SUPPLIED ENTRIES
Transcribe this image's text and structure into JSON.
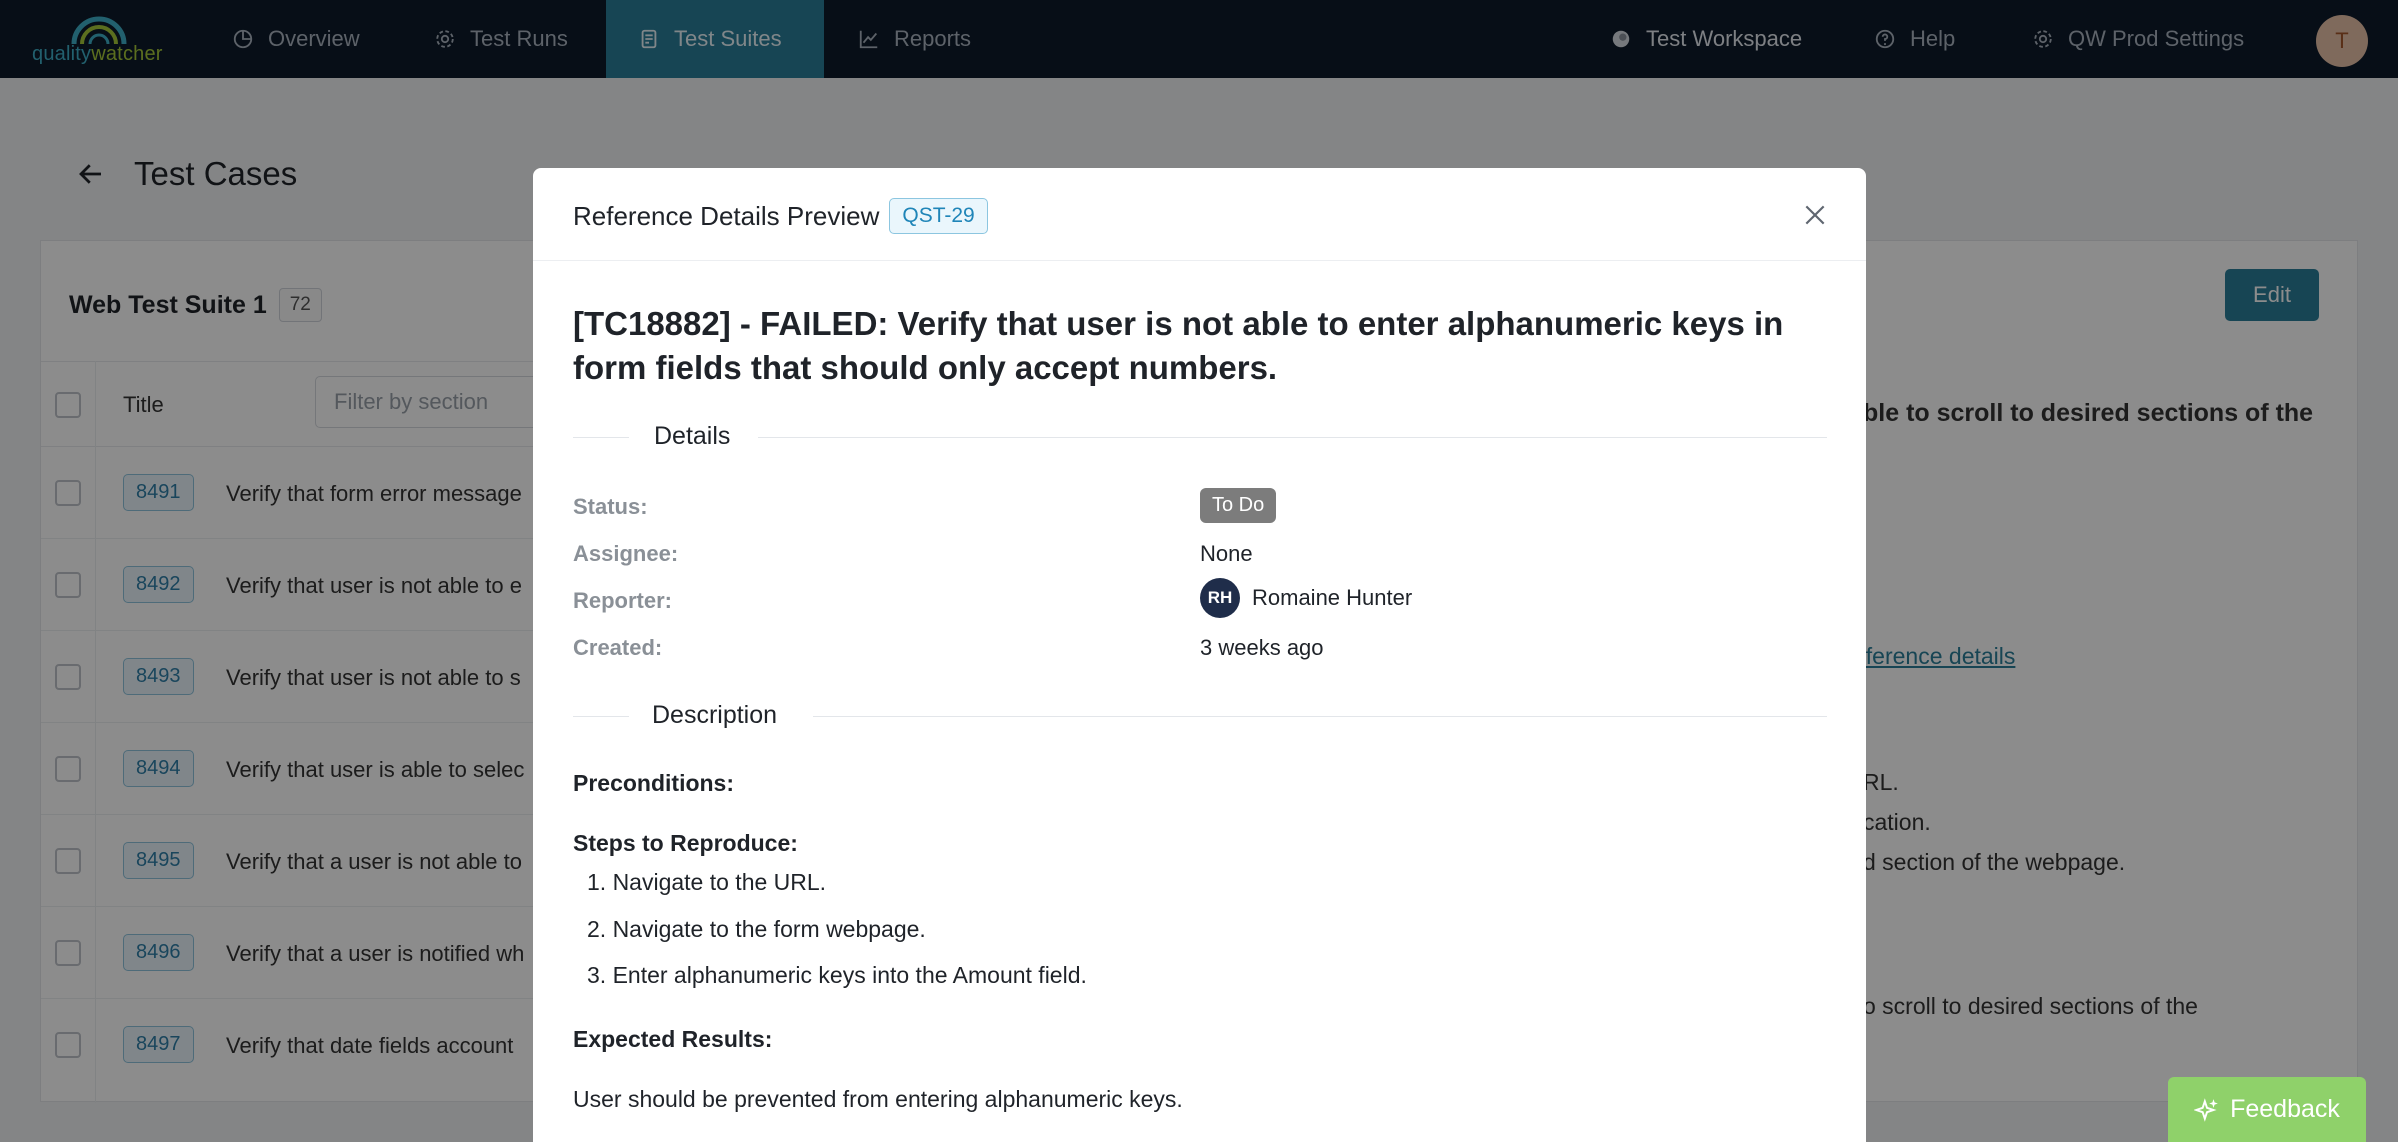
{
  "brand": {
    "part1": "quality",
    "part2": "watcher"
  },
  "nav": {
    "items": [
      {
        "label": "Overview"
      },
      {
        "label": "Test Runs"
      },
      {
        "label": "Test Suites"
      },
      {
        "label": "Reports"
      }
    ],
    "right": [
      {
        "label": "Test Workspace"
      },
      {
        "label": "Help"
      },
      {
        "label": "QW Prod Settings"
      }
    ],
    "avatar_initial": "T"
  },
  "page": {
    "title": "Test Cases",
    "suite_name": "Web Test Suite 1",
    "suite_count": "72",
    "edit_label": "Edit",
    "column_title": "Title",
    "filter_placeholder": "Filter by section",
    "rows": [
      {
        "id": "8491",
        "title": "Verify that form error message"
      },
      {
        "id": "8492",
        "title": "Verify that user is not able to e"
      },
      {
        "id": "8493",
        "title": "Verify that user is not able to s"
      },
      {
        "id": "8494",
        "title": "Verify that user is able to selec"
      },
      {
        "id": "8495",
        "title": "Verify that a user is not able to"
      },
      {
        "id": "8496",
        "title": "Verify that a user is notified wh"
      },
      {
        "id": "8497",
        "title": "Verify that date fields account"
      }
    ],
    "right_snippets": {
      "heading": "ble to scroll to desired sections of the",
      "link": "eference details",
      "line1": "RL.",
      "line2": "cation.",
      "line3": "d section of the webpage.",
      "line4": "o scroll to desired sections of the"
    }
  },
  "modal": {
    "title": "Reference Details Preview",
    "ref_badge": "QST-29",
    "case_title": "[TC18882] - FAILED: Verify that user is not able to enter alphanumeric keys in form fields that should only accept numbers.",
    "details_heading": "Details",
    "fields": {
      "status_label": "Status:",
      "status_value": "To Do",
      "assignee_label": "Assignee:",
      "assignee_value": "None",
      "reporter_label": "Reporter:",
      "reporter_initials": "RH",
      "reporter_name": "Romaine Hunter",
      "created_label": "Created:",
      "created_value": "3 weeks ago"
    },
    "description_heading": "Description",
    "preconditions_label": "Preconditions:",
    "steps_label": "Steps to Reproduce:",
    "steps": [
      "1. Navigate to the URL.",
      "2. Navigate to the form webpage.",
      "3. Enter alphanumeric keys into the Amount field."
    ],
    "expected_label": "Expected Results:",
    "expected_text": "User should be prevented from entering alphanumeric keys."
  },
  "feedback_label": "Feedback",
  "colors": {
    "nav_bg": "#0d1b2a",
    "accent": "#2a7f9a",
    "feedback": "#8fd16a",
    "status_pill": "#7c7c7c"
  }
}
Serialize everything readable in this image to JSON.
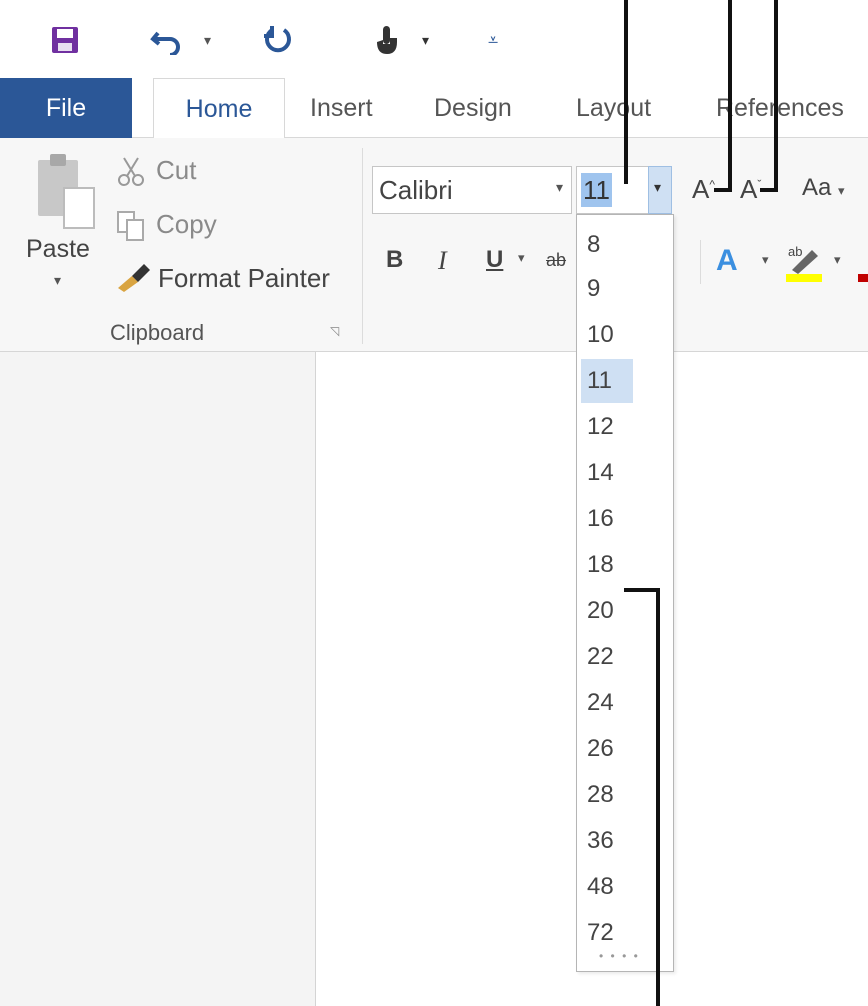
{
  "tabs": [
    {
      "label": "File"
    },
    {
      "label": "Home"
    },
    {
      "label": "Insert"
    },
    {
      "label": "Design"
    },
    {
      "label": "Layout"
    },
    {
      "label": "References"
    }
  ],
  "clipboard": {
    "paste": "Paste",
    "cut": "Cut",
    "copy": "Copy",
    "format_painter": "Format Painter",
    "group_label": "Clipboard"
  },
  "font": {
    "name": "Calibri",
    "size": "11",
    "grow_label": "A",
    "shrink_label": "A",
    "case_label": "Aa",
    "bold": "B",
    "italic": "I",
    "underline": "U",
    "strike": "ab"
  },
  "size_list": [
    "8",
    "9",
    "10",
    "11",
    "12",
    "14",
    "16",
    "18",
    "20",
    "22",
    "24",
    "26",
    "28",
    "36",
    "48",
    "72"
  ],
  "selected_size": "11",
  "colors": {
    "accent": "#2b5797",
    "selection": "#cfe0f3",
    "highlight": "#ffff00",
    "font_color": "#c00000"
  }
}
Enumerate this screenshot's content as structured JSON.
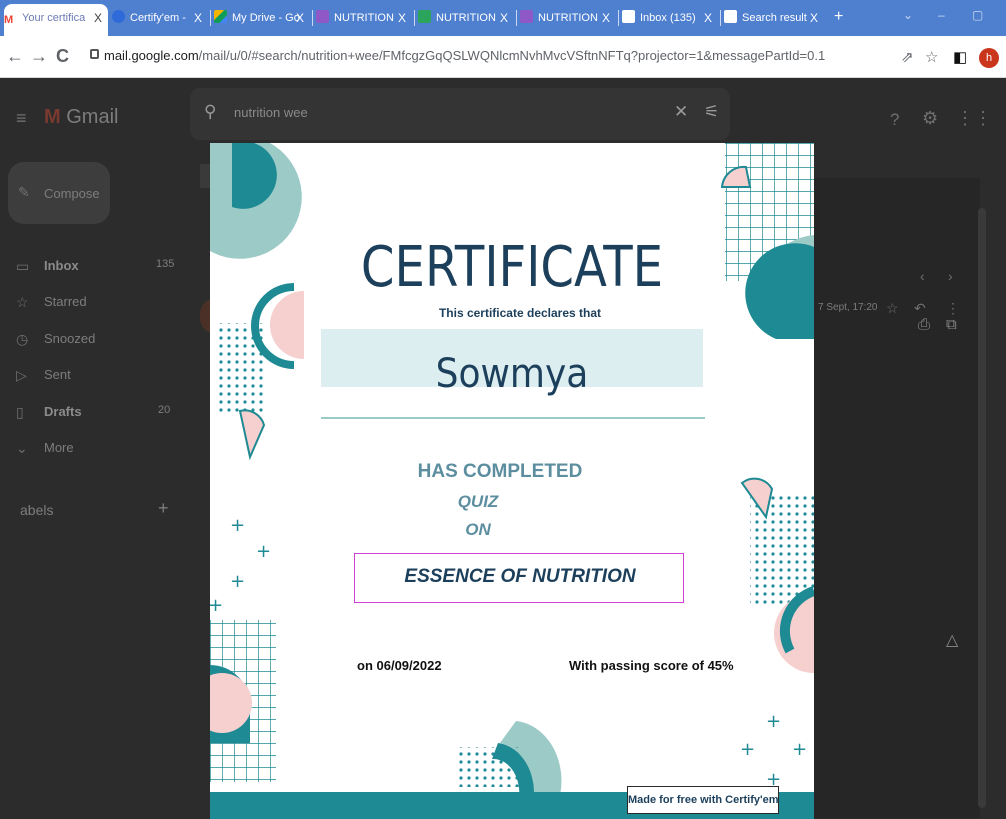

INSTRUCTION
Pull out every line of the entries that includes the word "Test".

ANSWER BELOW
        "label": "Test Runs"
        "label": "Test Suites"
        "label": "Test Workspace"
    "title": "Test Cases",
    "suite_name": "Web Test Suite 1",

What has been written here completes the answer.